**Stated goal:**
Word for word, give the material below again, minus any images.
** start Task input **
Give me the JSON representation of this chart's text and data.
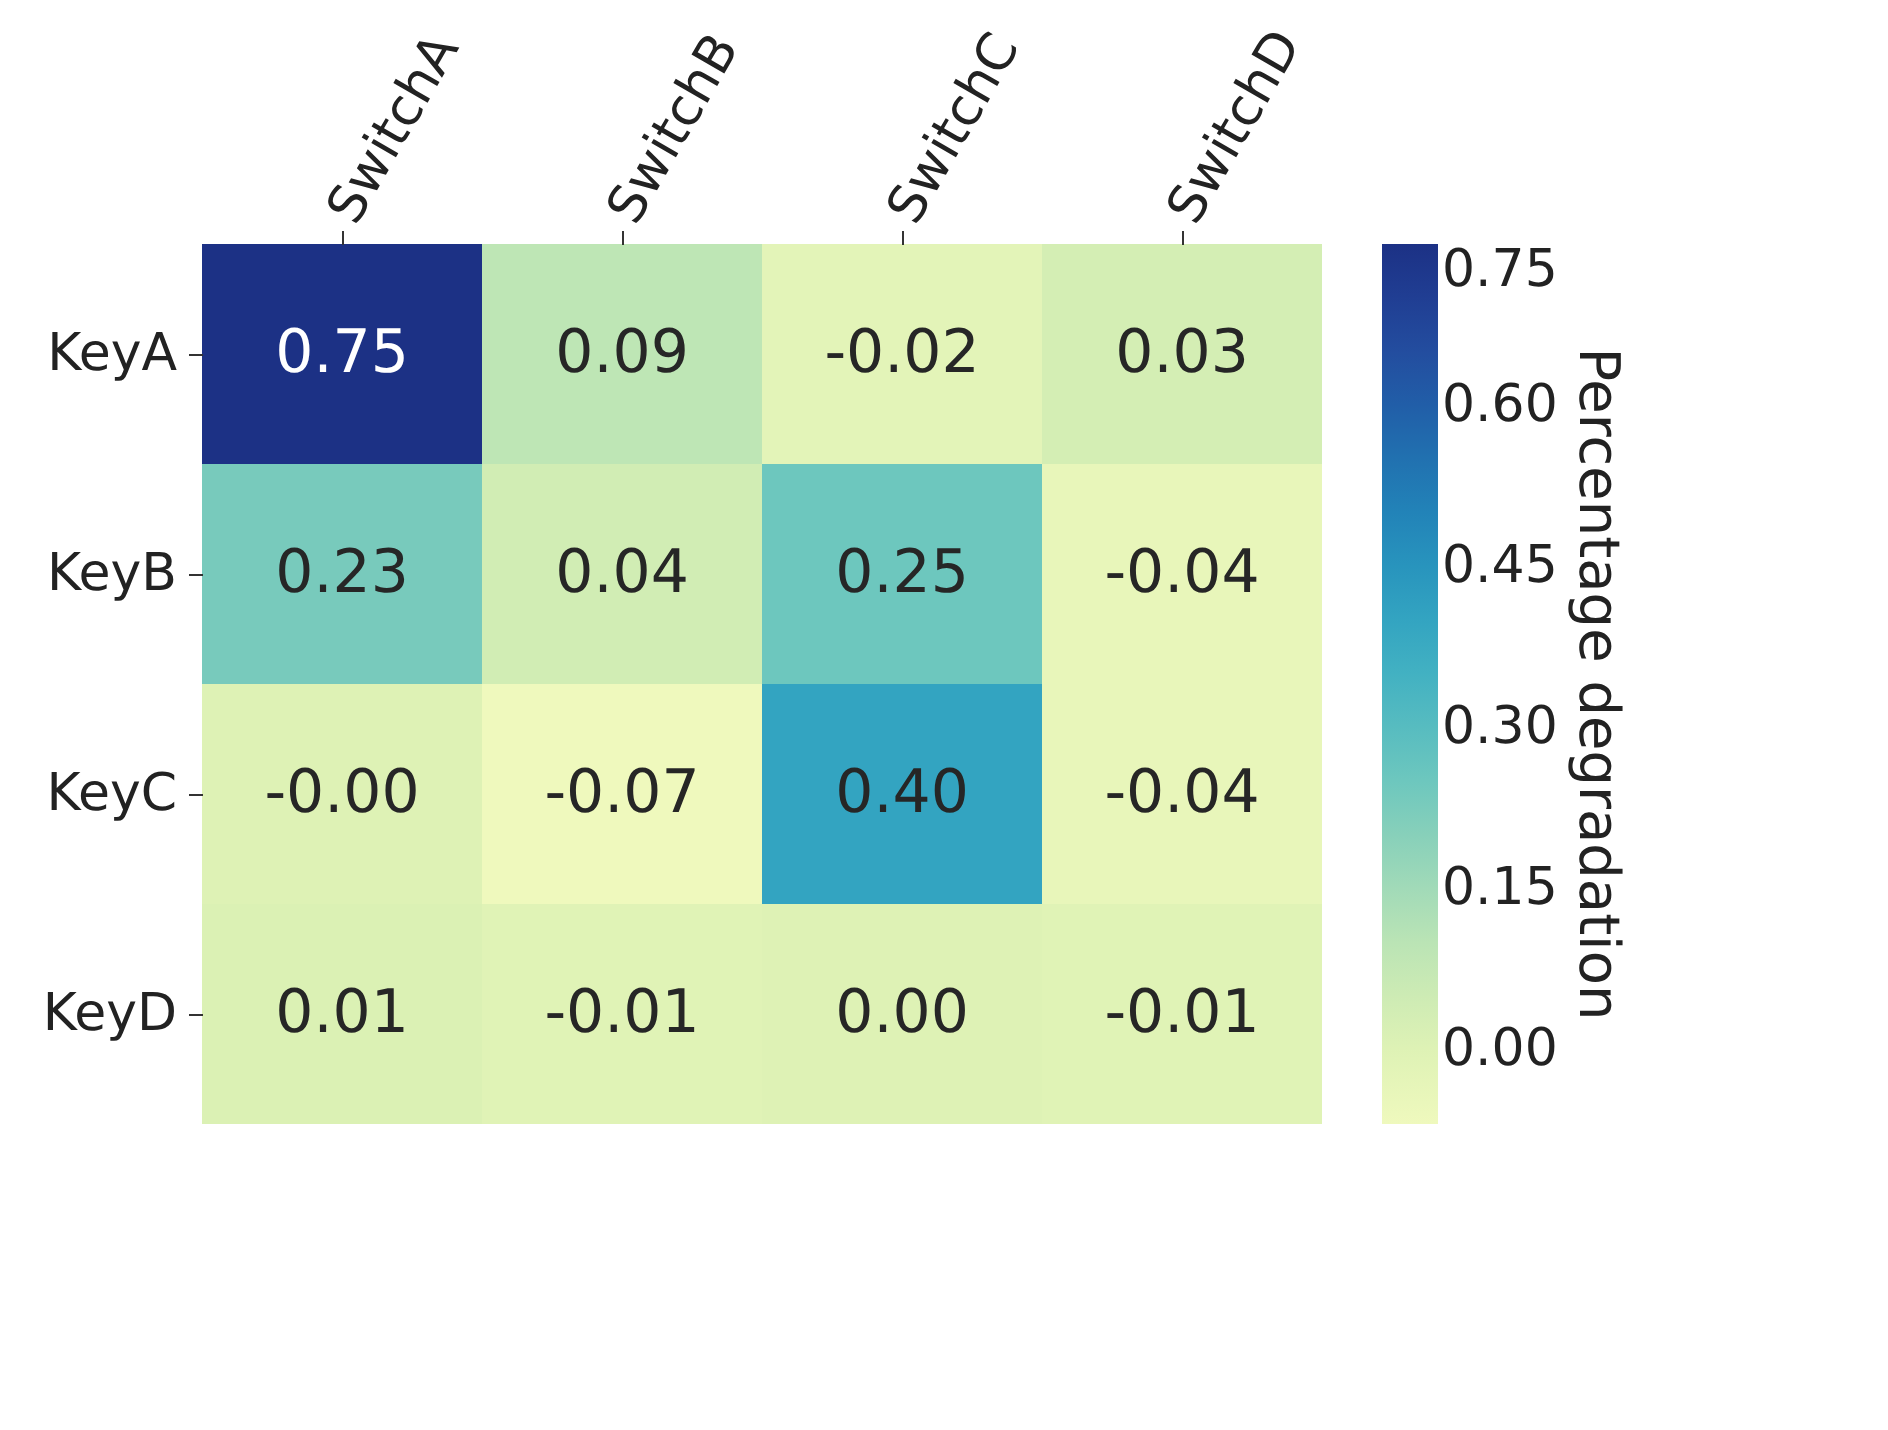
{
  "chart_data": {
    "type": "heatmap",
    "clabel": "Percentage degradation",
    "categories": [
      "SwitchA",
      "SwitchB",
      "SwitchC",
      "SwitchD"
    ],
    "y_categories": [
      "KeyA",
      "KeyB",
      "KeyC",
      "KeyD"
    ],
    "cells": [
      [
        0.75,
        0.09,
        -0.02,
        0.03
      ],
      [
        0.23,
        0.04,
        0.25,
        -0.04
      ],
      [
        -0.0,
        -0.07,
        0.4,
        -0.04
      ],
      [
        0.01,
        -0.01,
        0.0,
        -0.01
      ]
    ],
    "cell_labels": [
      [
        "0.75",
        "0.09",
        "-0.02",
        "0.03"
      ],
      [
        "0.23",
        "0.04",
        "0.25",
        "-0.04"
      ],
      [
        "-0.00",
        "-0.07",
        "0.40",
        "-0.04"
      ],
      [
        "0.01",
        "-0.01",
        "0.00",
        "-0.01"
      ]
    ],
    "clim": [
      -0.07,
      0.75
    ],
    "cticks": [
      {
        "value": 0,
        "label": "0.00"
      },
      {
        "value": 0.15,
        "label": "0.15"
      },
      {
        "value": 0.3,
        "label": "0.30"
      },
      {
        "value": 0.45,
        "label": "0.45"
      },
      {
        "value": 0.6,
        "label": "0.60"
      },
      {
        "value": 0.75,
        "label": "0.75"
      }
    ]
  }
}
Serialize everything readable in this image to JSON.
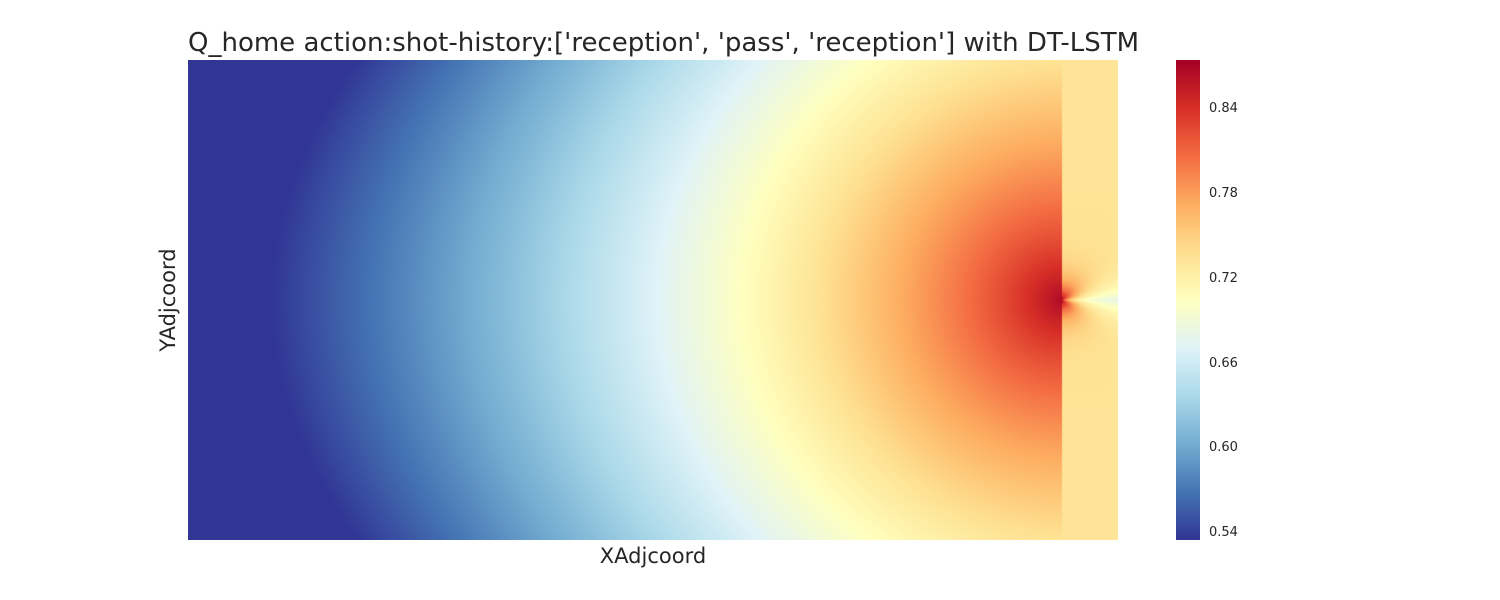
{
  "chart_data": {
    "type": "heatmap",
    "title": "Q_home action:shot-history:['reception', 'pass', 'reception'] with DT-LSTM",
    "xlabel": "XAdjcoord",
    "ylabel": "YAdjcoord",
    "colormap": "RdYlBu_r",
    "colormap_stops": [
      "#313695",
      "#4575b4",
      "#74add1",
      "#abd9e9",
      "#e0f3f8",
      "#ffffbf",
      "#fee090",
      "#fdae61",
      "#f46d43",
      "#d73027",
      "#a50026"
    ],
    "vmin": 0.535,
    "vmax": 0.875,
    "colorbar_ticks": [
      "0.54",
      "0.60",
      "0.66",
      "0.72",
      "0.78",
      "0.84"
    ],
    "colorbar_tick_values": [
      0.54,
      0.6,
      0.66,
      0.72,
      0.78,
      0.84
    ],
    "grid": false,
    "x_range": [
      0,
      1
    ],
    "y_range": [
      0,
      1
    ],
    "peak": {
      "x": 0.94,
      "y": 0.5,
      "value": 0.87
    },
    "field_samples": {
      "rows_y": [
        0.0,
        0.25,
        0.5,
        0.75,
        1.0
      ],
      "cols_x": [
        0.0,
        0.25,
        0.5,
        0.7,
        0.85,
        0.92,
        0.94,
        1.0
      ],
      "values": [
        [
          0.55,
          0.6,
          0.66,
          0.71,
          0.74,
          0.74,
          0.73,
          0.73
        ],
        [
          0.56,
          0.62,
          0.69,
          0.74,
          0.77,
          0.76,
          0.75,
          0.73
        ],
        [
          0.57,
          0.63,
          0.7,
          0.75,
          0.8,
          0.84,
          0.87,
          0.68
        ],
        [
          0.56,
          0.61,
          0.68,
          0.73,
          0.76,
          0.76,
          0.75,
          0.73
        ],
        [
          0.54,
          0.59,
          0.66,
          0.71,
          0.74,
          0.74,
          0.73,
          0.73
        ]
      ]
    }
  }
}
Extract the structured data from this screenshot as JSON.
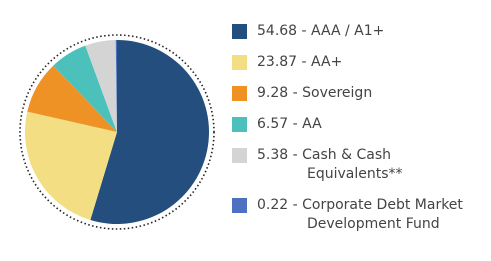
{
  "chart_data": {
    "type": "pie",
    "categories": [
      "54.68 - AAA / A1+",
      "23.87 - AA+",
      "9.28 - Sovereign",
      "6.57 - AA",
      "5.38 - Cash & Cash Equivalents**",
      "0.22 - Corporate Debt Market Development Fund"
    ],
    "values": [
      54.68,
      23.87,
      9.28,
      6.57,
      5.38,
      0.22
    ],
    "colors": [
      "#234e7d",
      "#f3de84",
      "#ef9226",
      "#4cc1bb",
      "#d4d4d4",
      "#4a72c0"
    ]
  }
}
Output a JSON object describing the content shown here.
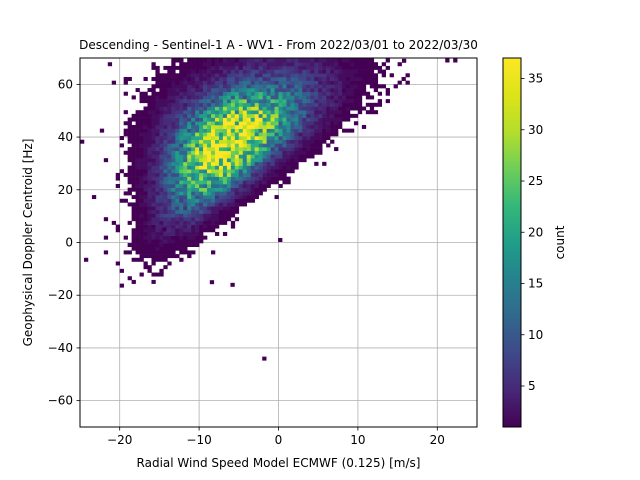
{
  "chart_data": {
    "type": "heatmap",
    "title": "Descending - Sentinel-1 A - WV1 - From 2022/03/01 to 2022/03/30",
    "xlabel": "Radial Wind Speed Model ECMWF (0.125) [m/s]",
    "ylabel": "Geophysical Doppler Centroid [Hz]",
    "xlim": [
      -25,
      25
    ],
    "ylim": [
      -70,
      70
    ],
    "xticks": [
      -20,
      -10,
      0,
      10,
      20
    ],
    "yticks": [
      -60,
      -40,
      -20,
      0,
      20,
      40,
      60
    ],
    "grid": true,
    "colormap": "viridis",
    "colorbar": {
      "label": "count",
      "range": [
        1,
        37
      ],
      "ticks": [
        5,
        10,
        15,
        20,
        25,
        30,
        35
      ]
    },
    "density_model": {
      "bin_width_x": 0.5,
      "bin_height_y": 1.4,
      "peak_count": 37,
      "center_x": -6.5,
      "center_y": 37,
      "slope_x_per_y": 0.21,
      "sigma_along_y": 15,
      "sigma_across_x": 2.6,
      "support_y": [
        -17,
        70
      ]
    },
    "outliers": [
      {
        "x": -1.8,
        "y": -44
      },
      {
        "x": -5.8,
        "y": -16
      },
      {
        "x": -8.4,
        "y": -15
      },
      {
        "x": 15.8,
        "y": 69
      },
      {
        "x": 0.2,
        "y": 1
      },
      {
        "x": -14.4,
        "y": 5
      }
    ]
  }
}
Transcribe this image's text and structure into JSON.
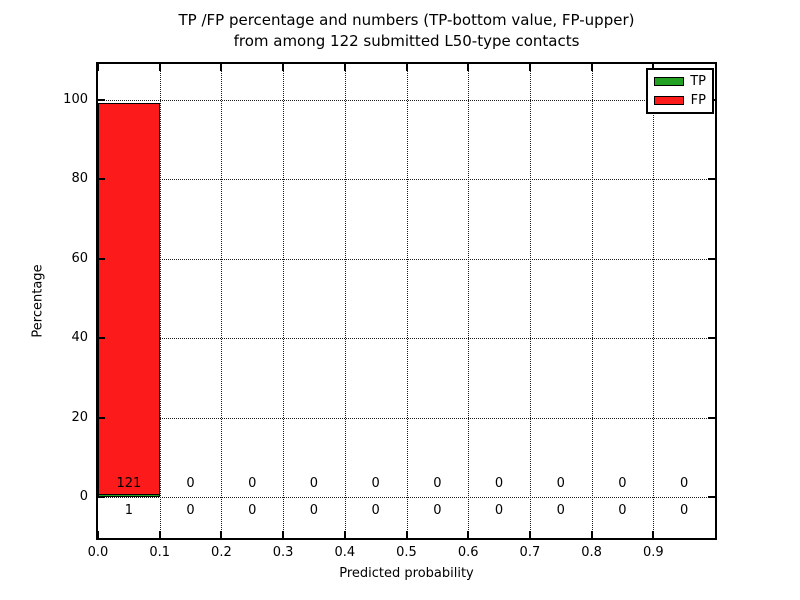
{
  "title": {
    "line1": "TP /FP percentage and numbers (TP-bottom value, FP-upper)",
    "line2": "from among 122 submitted L50-type contacts"
  },
  "axes": {
    "xlabel": "Predicted probability",
    "ylabel": "Percentage",
    "x_tick_labels": [
      "0.0",
      "0.1",
      "0.2",
      "0.3",
      "0.4",
      "0.5",
      "0.6",
      "0.7",
      "0.8",
      "0.9"
    ],
    "y_tick_labels": [
      "0",
      "20",
      "40",
      "60",
      "80",
      "100"
    ]
  },
  "legend": {
    "items": [
      {
        "label": "TP",
        "color": "#22a022"
      },
      {
        "label": "FP",
        "color": "#fc1a1a"
      }
    ],
    "position": "upper right"
  },
  "chart_data": {
    "type": "bar",
    "title": "TP /FP percentage and numbers (TP-bottom value, FP-upper) from among 122 submitted L50-type contacts",
    "xlabel": "Predicted probability",
    "ylabel": "Percentage",
    "total_contacts": 122,
    "bin_width": 0.1,
    "categories": [
      "0.0",
      "0.1",
      "0.2",
      "0.3",
      "0.4",
      "0.5",
      "0.6",
      "0.7",
      "0.8",
      "0.9"
    ],
    "series": [
      {
        "name": "TP",
        "color": "#22a022",
        "counts": [
          1,
          0,
          0,
          0,
          0,
          0,
          0,
          0,
          0,
          0
        ],
        "percentages": [
          0.82,
          0,
          0,
          0,
          0,
          0,
          0,
          0,
          0,
          0
        ]
      },
      {
        "name": "FP",
        "color": "#fc1a1a",
        "counts": [
          121,
          0,
          0,
          0,
          0,
          0,
          0,
          0,
          0,
          0
        ],
        "percentages": [
          99.18,
          0,
          0,
          0,
          0,
          0,
          0,
          0,
          0,
          0
        ]
      }
    ],
    "count_label_rows": {
      "upper_is": "FP",
      "lower_is": "TP"
    },
    "xlim": [
      0.0,
      1.0
    ],
    "ylim": [
      -10.5,
      110
    ],
    "y_ticks": [
      0,
      20,
      40,
      60,
      80,
      100
    ],
    "grid": true,
    "legend_position": "upper right"
  }
}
** end Task input **
**Task solution:**
Give me the JSON representation of this chart's text and data.
{
  "chart_data": {
    "type": "heatmap",
    "clabel": "Percentage degradation",
    "categories": [
      "SwitchA",
      "SwitchB",
      "SwitchC",
      "SwitchD"
    ],
    "y_categories": [
      "KeyA",
      "KeyB",
      "KeyC",
      "KeyD"
    ],
    "cells": [
      [
        0.75,
        0.09,
        -0.02,
        0.03
      ],
      [
        0.23,
        0.04,
        0.25,
        -0.04
      ],
      [
        -0.0,
        -0.07,
        0.4,
        -0.04
      ],
      [
        0.01,
        -0.01,
        0.0,
        -0.01
      ]
    ],
    "cell_labels": [
      [
        "0.75",
        "0.09",
        "-0.02",
        "0.03"
      ],
      [
        "0.23",
        "0.04",
        "0.25",
        "-0.04"
      ],
      [
        "-0.00",
        "-0.07",
        "0.40",
        "-0.04"
      ],
      [
        "0.01",
        "-0.01",
        "0.00",
        "-0.01"
      ]
    ],
    "clim": [
      -0.07,
      0.75
    ],
    "cticks": [
      {
        "value": 0,
        "label": "0.00"
      },
      {
        "value": 0.15,
        "label": "0.15"
      },
      {
        "value": 0.3,
        "label": "0.30"
      },
      {
        "value": 0.45,
        "label": "0.45"
      },
      {
        "value": 0.6,
        "label": "0.60"
      },
      {
        "value": 0.75,
        "label": "0.75"
      }
    ]
  }
}
Serialize everything readable in this image to JSON.
{
  "chart_data": {
    "type": "heatmap",
    "title": "Q_home action:shot-history:['reception', 'pass', 'reception'] with DT-LSTM",
    "xlabel": "XAdjcoord",
    "ylabel": "YAdjcoord",
    "colormap": "RdYlBu_r",
    "colormap_stops": [
      "#313695",
      "#4575b4",
      "#74add1",
      "#abd9e9",
      "#e0f3f8",
      "#ffffbf",
      "#fee090",
      "#fdae61",
      "#f46d43",
      "#d73027",
      "#a50026"
    ],
    "vmin": 0.535,
    "vmax": 0.875,
    "colorbar_ticks": [
      "0.54",
      "0.60",
      "0.66",
      "0.72",
      "0.78",
      "0.84"
    ],
    "colorbar_tick_values": [
      0.54,
      0.6,
      0.66,
      0.72,
      0.78,
      0.84
    ],
    "grid": false,
    "x_range": [
      0,
      1
    ],
    "y_range": [
      0,
      1
    ],
    "peak": {
      "x": 0.94,
      "y": 0.5,
      "value": 0.87
    },
    "field_samples": {
      "rows_y": [
        0.0,
        0.25,
        0.5,
        0.75,
        1.0
      ],
      "cols_x": [
        0.0,
        0.25,
        0.5,
        0.7,
        0.85,
        0.92,
        0.94,
        1.0
      ],
      "values": [
        [
          0.55,
          0.6,
          0.66,
          0.71,
          0.74,
          0.74,
          0.73,
          0.73
        ],
        [
          0.56,
          0.62,
          0.69,
          0.74,
          0.77,
          0.76,
          0.75,
          0.73
        ],
        [
          0.57,
          0.63,
          0.7,
          0.75,
          0.8,
          0.84,
          0.87,
          0.68
        ],
        [
          0.56,
          0.61,
          0.68,
          0.73,
          0.76,
          0.76,
          0.75,
          0.73
        ],
        [
          0.54,
          0.59,
          0.66,
          0.71,
          0.74,
          0.74,
          0.73,
          0.73
        ]
      ]
    }
  }
}
Extract the structured data from this screenshot as JSON.
{
  "chart_data": {
    "type": "pie",
    "categories": [
      "54.68 - AAA / A1+",
      "23.87 - AA+",
      "9.28 - Sovereign",
      "6.57 - AA",
      "5.38 - Cash & Cash Equivalents**",
      "0.22 - Corporate Debt Market Development Fund"
    ],
    "values": [
      54.68,
      23.87,
      9.28,
      6.57,
      5.38,
      0.22
    ],
    "colors": [
      "#234e7d",
      "#f3de84",
      "#ef9226",
      "#4cc1bb",
      "#d4d4d4",
      "#4a72c0"
    ]
  }
}
Output a JSON object describing the content shown here.
{
  "chart_data": {
    "type": "heatmap",
    "title": "Descending - Sentinel-1 A - WV1 - From 2022/03/01 to 2022/03/30",
    "xlabel": "Radial Wind Speed Model ECMWF (0.125) [m/s]",
    "ylabel": "Geophysical Doppler Centroid [Hz]",
    "xlim": [
      -25,
      25
    ],
    "ylim": [
      -70,
      70
    ],
    "xticks": [
      -20,
      -10,
      0,
      10,
      20
    ],
    "yticks": [
      -60,
      -40,
      -20,
      0,
      20,
      40,
      60
    ],
    "grid": true,
    "colormap": "viridis",
    "colorbar": {
      "label": "count",
      "range": [
        1,
        37
      ],
      "ticks": [
        5,
        10,
        15,
        20,
        25,
        30,
        35
      ]
    },
    "density_model": {
      "bin_width_x": 0.5,
      "bin_height_y": 1.4,
      "peak_count": 37,
      "center_x": -6.5,
      "center_y": 37,
      "slope_x_per_y": 0.21,
      "sigma_along_y": 15,
      "sigma_across_x": 2.6,
      "support_y": [
        -17,
        70
      ]
    },
    "outliers": [
      {
        "x": -1.8,
        "y": -44
      },
      {
        "x": -5.8,
        "y": -16
      },
      {
        "x": -8.4,
        "y": -15
      },
      {
        "x": 15.8,
        "y": 69
      },
      {
        "x": 0.2,
        "y": 1
      },
      {
        "x": -14.4,
        "y": 5
      }
    ]
  }
}
Transcribe this image's text and structure into JSON.
{
  "title": {
    "line1": "TP /FP percentage and numbers (TP-bottom value, FP-upper)",
    "line2": "from among 122 submitted L50-type contacts"
  },
  "axes": {
    "xlabel": "Predicted probability",
    "ylabel": "Percentage",
    "x_tick_labels": [
      "0.0",
      "0.1",
      "0.2",
      "0.3",
      "0.4",
      "0.5",
      "0.6",
      "0.7",
      "0.8",
      "0.9"
    ],
    "y_tick_labels": [
      "0",
      "20",
      "40",
      "60",
      "80",
      "100"
    ]
  },
  "legend": {
    "items": [
      {
        "label": "TP",
        "color": "#22a022"
      },
      {
        "label": "FP",
        "color": "#fc1a1a"
      }
    ],
    "position": "upper right"
  },
  "chart_data": {
    "type": "bar",
    "title": "TP /FP percentage and numbers (TP-bottom value, FP-upper) from among 122 submitted L50-type contacts",
    "xlabel": "Predicted probability",
    "ylabel": "Percentage",
    "total_contacts": 122,
    "bin_width": 0.1,
    "categories": [
      "0.0",
      "0.1",
      "0.2",
      "0.3",
      "0.4",
      "0.5",
      "0.6",
      "0.7",
      "0.8",
      "0.9"
    ],
    "series": [
      {
        "name": "TP",
        "color": "#22a022",
        "counts": [
          1,
          0,
          0,
          0,
          0,
          0,
          0,
          0,
          0,
          0
        ],
        "percentages": [
          0.82,
          0,
          0,
          0,
          0,
          0,
          0,
          0,
          0,
          0
        ]
      },
      {
        "name": "FP",
        "color": "#fc1a1a",
        "counts": [
          121,
          0,
          0,
          0,
          0,
          0,
          0,
          0,
          0,
          0
        ],
        "percentages": [
          99.18,
          0,
          0,
          0,
          0,
          0,
          0,
          0,
          0,
          0
        ]
      }
    ],
    "count_label_rows": {
      "upper_is": "FP",
      "lower_is": "TP"
    },
    "xlim": [
      0.0,
      1.0
    ],
    "ylim": [
      -10.5,
      110
    ],
    "y_ticks": [
      0,
      20,
      40,
      60,
      80,
      100
    ],
    "grid": true,
    "legend_position": "upper right"
  }
}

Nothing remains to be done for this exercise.